* Start *

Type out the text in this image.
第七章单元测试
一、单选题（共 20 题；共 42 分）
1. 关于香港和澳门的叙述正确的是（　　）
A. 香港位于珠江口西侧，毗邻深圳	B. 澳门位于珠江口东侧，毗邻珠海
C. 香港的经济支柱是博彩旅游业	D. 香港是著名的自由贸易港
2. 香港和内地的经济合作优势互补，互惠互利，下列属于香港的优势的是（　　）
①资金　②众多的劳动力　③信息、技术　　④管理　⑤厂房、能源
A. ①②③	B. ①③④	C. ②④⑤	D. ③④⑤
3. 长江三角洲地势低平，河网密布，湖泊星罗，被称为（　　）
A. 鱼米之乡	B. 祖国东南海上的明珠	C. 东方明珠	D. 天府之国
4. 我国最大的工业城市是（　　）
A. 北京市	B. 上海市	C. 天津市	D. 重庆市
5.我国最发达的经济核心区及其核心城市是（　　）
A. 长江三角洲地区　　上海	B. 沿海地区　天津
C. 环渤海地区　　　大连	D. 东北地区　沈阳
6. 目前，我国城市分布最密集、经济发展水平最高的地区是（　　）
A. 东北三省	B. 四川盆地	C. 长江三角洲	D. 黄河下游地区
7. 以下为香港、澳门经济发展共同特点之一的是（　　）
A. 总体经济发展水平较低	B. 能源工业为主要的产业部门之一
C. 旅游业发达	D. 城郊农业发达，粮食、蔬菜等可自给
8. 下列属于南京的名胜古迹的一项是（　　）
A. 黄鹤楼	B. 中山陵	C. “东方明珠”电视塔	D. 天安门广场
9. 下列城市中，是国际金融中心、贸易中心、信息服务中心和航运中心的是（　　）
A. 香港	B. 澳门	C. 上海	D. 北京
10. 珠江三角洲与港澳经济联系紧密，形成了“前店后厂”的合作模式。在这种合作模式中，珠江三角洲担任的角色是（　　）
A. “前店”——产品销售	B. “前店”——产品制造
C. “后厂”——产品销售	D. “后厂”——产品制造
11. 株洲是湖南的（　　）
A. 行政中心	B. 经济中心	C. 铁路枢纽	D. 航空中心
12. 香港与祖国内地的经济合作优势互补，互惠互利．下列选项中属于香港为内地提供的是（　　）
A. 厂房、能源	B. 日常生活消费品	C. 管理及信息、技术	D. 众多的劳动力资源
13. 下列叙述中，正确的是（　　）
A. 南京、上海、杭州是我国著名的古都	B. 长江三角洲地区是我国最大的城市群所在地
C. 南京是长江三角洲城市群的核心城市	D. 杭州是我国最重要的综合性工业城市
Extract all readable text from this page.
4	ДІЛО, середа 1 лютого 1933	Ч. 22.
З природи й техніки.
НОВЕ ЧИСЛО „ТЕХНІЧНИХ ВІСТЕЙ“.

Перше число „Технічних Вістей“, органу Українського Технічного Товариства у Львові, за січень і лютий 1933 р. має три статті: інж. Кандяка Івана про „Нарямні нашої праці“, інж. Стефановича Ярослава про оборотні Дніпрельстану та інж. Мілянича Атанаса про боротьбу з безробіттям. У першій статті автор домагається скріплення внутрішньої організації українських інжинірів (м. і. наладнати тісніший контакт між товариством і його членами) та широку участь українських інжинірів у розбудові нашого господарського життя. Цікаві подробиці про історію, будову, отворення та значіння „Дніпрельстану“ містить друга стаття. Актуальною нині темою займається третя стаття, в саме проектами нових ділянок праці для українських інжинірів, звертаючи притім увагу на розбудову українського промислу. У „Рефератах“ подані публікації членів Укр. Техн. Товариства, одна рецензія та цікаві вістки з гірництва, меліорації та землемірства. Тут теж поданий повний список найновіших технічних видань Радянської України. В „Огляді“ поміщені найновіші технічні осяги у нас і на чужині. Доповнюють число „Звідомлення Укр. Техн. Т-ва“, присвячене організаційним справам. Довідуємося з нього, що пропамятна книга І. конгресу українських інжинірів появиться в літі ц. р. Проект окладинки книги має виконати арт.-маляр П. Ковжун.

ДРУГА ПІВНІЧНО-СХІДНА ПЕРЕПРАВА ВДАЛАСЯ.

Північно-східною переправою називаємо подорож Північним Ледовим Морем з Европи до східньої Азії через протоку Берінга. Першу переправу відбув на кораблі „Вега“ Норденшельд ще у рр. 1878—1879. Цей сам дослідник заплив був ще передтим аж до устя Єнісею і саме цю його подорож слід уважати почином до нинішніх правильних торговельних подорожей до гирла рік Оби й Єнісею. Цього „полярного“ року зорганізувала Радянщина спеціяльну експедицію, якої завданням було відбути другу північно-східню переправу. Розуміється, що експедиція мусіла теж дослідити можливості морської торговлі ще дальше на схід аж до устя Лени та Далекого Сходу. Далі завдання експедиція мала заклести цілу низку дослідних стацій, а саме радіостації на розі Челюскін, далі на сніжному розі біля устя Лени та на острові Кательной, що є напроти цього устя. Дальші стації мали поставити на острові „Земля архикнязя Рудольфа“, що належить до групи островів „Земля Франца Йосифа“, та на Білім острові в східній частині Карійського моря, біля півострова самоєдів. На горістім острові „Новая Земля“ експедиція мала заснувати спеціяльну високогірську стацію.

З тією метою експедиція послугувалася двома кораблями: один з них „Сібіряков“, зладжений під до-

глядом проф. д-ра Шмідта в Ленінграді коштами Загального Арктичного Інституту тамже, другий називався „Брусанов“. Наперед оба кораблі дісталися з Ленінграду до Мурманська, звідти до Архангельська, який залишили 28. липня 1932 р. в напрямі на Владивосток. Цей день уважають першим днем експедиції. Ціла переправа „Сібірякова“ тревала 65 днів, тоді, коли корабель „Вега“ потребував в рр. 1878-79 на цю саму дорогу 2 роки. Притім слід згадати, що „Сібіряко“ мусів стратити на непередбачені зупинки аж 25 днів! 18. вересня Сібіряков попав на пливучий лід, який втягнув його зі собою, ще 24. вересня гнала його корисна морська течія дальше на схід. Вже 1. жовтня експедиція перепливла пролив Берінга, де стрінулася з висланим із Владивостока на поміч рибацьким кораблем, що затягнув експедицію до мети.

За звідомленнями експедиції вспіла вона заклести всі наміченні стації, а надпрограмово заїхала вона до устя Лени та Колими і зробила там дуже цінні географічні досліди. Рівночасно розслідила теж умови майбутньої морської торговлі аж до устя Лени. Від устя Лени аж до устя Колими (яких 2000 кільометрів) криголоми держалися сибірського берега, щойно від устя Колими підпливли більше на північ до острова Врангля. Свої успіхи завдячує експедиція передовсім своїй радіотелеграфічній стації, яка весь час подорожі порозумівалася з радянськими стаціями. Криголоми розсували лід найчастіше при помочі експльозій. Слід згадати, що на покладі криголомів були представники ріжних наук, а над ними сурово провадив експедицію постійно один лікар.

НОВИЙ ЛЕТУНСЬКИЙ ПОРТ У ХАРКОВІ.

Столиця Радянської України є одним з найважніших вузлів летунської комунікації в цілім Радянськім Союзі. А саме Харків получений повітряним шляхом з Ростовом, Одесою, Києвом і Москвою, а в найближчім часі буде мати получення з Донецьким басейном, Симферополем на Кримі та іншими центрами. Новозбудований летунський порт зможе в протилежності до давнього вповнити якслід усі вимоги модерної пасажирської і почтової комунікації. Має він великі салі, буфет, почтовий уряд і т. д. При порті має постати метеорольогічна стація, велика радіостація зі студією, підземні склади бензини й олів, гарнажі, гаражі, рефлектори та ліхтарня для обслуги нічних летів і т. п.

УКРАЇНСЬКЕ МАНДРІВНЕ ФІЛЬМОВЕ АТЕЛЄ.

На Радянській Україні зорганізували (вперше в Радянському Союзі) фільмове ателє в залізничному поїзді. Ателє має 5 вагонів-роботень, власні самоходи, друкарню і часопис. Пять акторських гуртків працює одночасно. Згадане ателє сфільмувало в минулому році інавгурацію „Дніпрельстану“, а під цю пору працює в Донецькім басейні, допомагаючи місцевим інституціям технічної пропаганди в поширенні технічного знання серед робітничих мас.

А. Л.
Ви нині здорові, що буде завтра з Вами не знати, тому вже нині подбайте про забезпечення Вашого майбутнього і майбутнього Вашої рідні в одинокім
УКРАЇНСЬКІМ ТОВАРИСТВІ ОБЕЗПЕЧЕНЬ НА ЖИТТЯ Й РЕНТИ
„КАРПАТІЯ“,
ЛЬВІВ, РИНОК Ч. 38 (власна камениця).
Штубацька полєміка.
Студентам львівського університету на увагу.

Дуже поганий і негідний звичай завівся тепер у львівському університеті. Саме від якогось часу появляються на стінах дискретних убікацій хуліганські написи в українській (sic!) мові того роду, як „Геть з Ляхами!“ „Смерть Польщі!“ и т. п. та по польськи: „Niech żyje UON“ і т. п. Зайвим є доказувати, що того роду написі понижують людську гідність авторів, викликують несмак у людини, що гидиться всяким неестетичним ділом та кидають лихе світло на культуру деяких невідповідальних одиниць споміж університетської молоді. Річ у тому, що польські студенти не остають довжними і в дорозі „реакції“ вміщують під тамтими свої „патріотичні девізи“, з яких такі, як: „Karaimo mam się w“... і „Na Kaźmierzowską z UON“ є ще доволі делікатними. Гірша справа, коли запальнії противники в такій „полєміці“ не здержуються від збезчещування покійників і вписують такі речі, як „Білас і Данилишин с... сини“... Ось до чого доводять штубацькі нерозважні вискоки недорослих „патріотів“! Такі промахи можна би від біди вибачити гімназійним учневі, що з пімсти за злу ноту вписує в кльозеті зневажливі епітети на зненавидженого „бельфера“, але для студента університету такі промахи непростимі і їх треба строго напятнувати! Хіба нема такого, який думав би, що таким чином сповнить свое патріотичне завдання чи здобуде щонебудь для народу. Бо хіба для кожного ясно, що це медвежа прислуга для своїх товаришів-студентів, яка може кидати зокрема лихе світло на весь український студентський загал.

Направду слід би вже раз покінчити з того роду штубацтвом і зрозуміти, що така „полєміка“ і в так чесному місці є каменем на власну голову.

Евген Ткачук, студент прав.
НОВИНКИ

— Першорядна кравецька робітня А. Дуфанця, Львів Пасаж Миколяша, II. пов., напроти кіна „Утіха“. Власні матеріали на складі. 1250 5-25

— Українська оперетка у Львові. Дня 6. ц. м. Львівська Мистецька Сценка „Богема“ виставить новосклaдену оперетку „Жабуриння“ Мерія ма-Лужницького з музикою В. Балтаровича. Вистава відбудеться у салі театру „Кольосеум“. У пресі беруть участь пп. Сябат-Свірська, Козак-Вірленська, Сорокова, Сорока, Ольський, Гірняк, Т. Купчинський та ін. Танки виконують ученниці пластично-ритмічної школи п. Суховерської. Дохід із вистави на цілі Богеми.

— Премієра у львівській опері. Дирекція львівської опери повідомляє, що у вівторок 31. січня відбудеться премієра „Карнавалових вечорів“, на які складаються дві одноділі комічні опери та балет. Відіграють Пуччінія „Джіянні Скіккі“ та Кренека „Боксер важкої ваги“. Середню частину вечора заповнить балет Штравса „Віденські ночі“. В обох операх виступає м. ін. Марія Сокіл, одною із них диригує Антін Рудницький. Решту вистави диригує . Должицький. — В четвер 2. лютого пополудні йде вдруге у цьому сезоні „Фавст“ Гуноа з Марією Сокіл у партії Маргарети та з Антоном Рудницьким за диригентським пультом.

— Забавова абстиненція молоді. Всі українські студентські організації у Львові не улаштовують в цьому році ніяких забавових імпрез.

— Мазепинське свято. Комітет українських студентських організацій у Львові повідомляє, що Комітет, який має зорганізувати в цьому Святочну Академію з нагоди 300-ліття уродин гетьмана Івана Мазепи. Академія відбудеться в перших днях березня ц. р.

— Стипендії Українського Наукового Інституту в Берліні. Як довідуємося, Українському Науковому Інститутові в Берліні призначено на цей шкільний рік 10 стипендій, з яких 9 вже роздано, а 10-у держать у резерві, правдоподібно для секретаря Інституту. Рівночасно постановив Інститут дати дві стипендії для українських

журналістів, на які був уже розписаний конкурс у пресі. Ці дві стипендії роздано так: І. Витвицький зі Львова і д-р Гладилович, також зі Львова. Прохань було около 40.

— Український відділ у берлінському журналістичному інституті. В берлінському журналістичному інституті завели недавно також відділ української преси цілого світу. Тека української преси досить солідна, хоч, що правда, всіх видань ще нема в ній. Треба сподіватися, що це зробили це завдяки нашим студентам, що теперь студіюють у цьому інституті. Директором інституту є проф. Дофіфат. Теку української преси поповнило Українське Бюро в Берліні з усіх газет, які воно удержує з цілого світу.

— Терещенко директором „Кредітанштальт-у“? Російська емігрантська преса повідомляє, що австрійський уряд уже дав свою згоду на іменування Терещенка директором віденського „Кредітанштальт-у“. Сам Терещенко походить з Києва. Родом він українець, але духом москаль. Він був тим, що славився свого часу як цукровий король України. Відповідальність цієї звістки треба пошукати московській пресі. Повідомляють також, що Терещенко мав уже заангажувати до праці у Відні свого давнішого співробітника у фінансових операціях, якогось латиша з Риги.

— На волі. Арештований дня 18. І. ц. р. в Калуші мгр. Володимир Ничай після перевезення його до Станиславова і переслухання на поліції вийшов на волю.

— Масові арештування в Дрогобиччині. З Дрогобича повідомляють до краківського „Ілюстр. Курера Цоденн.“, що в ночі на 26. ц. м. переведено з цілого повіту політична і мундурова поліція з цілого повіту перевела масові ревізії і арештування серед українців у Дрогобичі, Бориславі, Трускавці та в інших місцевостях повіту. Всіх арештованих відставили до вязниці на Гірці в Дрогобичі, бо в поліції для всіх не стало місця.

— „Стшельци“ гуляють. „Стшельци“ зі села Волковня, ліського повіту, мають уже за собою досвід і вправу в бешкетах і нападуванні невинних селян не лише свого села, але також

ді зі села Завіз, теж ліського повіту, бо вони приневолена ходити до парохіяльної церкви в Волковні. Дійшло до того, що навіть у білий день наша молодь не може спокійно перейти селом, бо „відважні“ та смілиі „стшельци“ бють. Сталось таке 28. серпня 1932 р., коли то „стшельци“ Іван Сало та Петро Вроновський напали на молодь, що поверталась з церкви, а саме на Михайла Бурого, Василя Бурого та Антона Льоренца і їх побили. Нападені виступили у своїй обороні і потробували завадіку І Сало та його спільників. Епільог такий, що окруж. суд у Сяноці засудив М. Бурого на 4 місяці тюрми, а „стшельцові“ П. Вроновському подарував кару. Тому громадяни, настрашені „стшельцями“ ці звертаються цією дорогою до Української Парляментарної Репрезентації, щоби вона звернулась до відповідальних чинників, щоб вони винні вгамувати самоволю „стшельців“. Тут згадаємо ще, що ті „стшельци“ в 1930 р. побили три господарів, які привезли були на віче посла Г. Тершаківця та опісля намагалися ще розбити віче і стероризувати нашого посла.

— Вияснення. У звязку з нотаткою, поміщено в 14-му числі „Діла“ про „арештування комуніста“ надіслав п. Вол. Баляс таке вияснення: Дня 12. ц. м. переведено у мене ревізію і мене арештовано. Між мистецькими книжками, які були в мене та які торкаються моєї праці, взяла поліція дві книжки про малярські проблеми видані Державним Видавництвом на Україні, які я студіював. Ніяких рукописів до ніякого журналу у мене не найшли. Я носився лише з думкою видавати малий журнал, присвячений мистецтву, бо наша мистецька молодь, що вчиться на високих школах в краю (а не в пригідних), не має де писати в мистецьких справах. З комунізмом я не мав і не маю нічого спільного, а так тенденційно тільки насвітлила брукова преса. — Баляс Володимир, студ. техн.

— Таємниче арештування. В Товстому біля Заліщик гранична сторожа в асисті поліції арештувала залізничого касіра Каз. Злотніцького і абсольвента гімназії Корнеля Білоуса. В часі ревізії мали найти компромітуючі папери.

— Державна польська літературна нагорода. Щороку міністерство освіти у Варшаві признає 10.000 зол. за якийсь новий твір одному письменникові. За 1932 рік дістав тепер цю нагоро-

* End *

Exercise details »
From the data, list each line in which the string "Берліні" appears.

Answer below »
— Стипендії Українського Наукового Інституту в Берліні. Як довідуємося, Українському Науковому Інститутові в Берліні призначено на цей шкільний рік 10 стипендій, з яких 9 вже роздано, а 10-у держать у резерві, правдоподібно для секретаря Інституту. Рівночасно постановив Інститут дати дві стипендії для українських
— Український відділ у берлінському журналістичному інституті. В берлінському журналістичному інституті завели недавно також відділ української преси цілого світу. Тека української преси досить солідна, хоч, що правда, всіх видань ще нема в ній. Треба сподіватися, що це зробили це завдяки нашим студентам, що теперь студіюють у цьому інституті. Директором інституту є проф. Дофіфат. Теку української преси поповнило Українське Бюро в Берліні з усіх газет, які воно удержує з цілого світу.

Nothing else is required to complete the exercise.